Starting at the line that holds "OCR this image.", set down each line through the end of the listing, exactly as written and with nothing added.

THE DATA ::
================================

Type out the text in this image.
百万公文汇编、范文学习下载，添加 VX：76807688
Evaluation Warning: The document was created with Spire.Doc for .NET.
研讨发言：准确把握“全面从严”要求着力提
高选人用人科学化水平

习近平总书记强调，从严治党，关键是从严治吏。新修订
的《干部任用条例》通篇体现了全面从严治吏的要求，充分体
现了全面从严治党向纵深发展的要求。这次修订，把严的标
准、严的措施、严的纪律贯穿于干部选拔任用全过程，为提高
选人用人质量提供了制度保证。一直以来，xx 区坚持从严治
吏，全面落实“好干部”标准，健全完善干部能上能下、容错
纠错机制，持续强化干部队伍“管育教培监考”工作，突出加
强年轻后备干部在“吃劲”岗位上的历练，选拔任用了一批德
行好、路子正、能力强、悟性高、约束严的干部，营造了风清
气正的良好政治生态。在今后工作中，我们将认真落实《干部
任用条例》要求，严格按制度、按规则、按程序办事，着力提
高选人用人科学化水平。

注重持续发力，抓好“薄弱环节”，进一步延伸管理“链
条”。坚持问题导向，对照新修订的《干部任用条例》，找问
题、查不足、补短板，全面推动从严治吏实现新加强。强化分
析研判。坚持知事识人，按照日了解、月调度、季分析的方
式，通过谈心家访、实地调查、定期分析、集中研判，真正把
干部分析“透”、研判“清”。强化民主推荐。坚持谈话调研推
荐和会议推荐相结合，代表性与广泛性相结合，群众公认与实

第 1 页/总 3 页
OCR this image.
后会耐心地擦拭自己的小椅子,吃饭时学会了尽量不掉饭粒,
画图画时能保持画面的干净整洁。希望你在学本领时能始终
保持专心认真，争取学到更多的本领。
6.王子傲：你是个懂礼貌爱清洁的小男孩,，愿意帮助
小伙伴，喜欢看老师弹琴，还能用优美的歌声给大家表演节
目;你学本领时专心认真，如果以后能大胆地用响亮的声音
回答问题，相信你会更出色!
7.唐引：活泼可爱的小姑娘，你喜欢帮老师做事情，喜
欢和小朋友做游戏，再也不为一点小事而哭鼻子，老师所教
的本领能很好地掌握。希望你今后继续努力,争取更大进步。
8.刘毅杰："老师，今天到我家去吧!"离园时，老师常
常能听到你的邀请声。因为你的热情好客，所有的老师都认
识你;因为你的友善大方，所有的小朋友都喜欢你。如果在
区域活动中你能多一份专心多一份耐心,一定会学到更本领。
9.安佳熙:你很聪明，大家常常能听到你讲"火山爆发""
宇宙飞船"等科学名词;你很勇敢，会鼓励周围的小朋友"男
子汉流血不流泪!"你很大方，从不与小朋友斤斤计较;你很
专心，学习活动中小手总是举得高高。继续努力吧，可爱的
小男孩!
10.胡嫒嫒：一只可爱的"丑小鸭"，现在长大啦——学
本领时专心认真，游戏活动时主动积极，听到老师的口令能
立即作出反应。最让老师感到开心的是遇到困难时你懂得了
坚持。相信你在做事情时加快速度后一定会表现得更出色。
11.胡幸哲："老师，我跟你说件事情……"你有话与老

================================

WORKED SOLUTION ::
OCR this image.
后会耐心地擦拭自己的小椅子,吃饭时学会了尽量不掉饭粒,
画图画时能保持画面的干净整洁。希望你在学本领时能始终
保持专心认真，争取学到更多的本领。
6.王子傲：你是个懂礼貌爱清洁的小男孩,，愿意帮助
小伙伴，喜欢看老师弹琴，还能用优美的歌声给大家表演节
目;你学本领时专心认真，如果以后能大胆地用响亮的声音
回答问题，相信你会更出色!
7.唐引：活泼可爱的小姑娘，你喜欢帮老师做事情，喜
欢和小朋友做游戏，再也不为一点小事而哭鼻子，老师所教
的本领能很好地掌握。希望你今后继续努力,争取更大进步。
8.刘毅杰："老师，今天到我家去吧!"离园时，老师常
常能听到你的邀请声。因为你的热情好客，所有的老师都认
识你;因为你的友善大方，所有的小朋友都喜欢你。如果在
区域活动中你能多一份专心多一份耐心,一定会学到更本领。
9.安佳熙:你很聪明，大家常常能听到你讲"火山爆发""
宇宙飞船"等科学名词;你很勇敢，会鼓励周围的小朋友"男
子汉流血不流泪!"你很大方，从不与小朋友斤斤计较;你很
专心，学习活动中小手总是举得高高。继续努力吧，可爱的
小男孩!
10.胡嫒嫒：一只可爱的"丑小鸭"，现在长大啦——学
本领时专心认真，游戏活动时主动积极，听到老师的口令能
立即作出反应。最让老师感到开心的是遇到困难时你懂得了
坚持。相信你在做事情时加快速度后一定会表现得更出色。
11.胡幸哲："老师，我跟你说件事情……"你有话与老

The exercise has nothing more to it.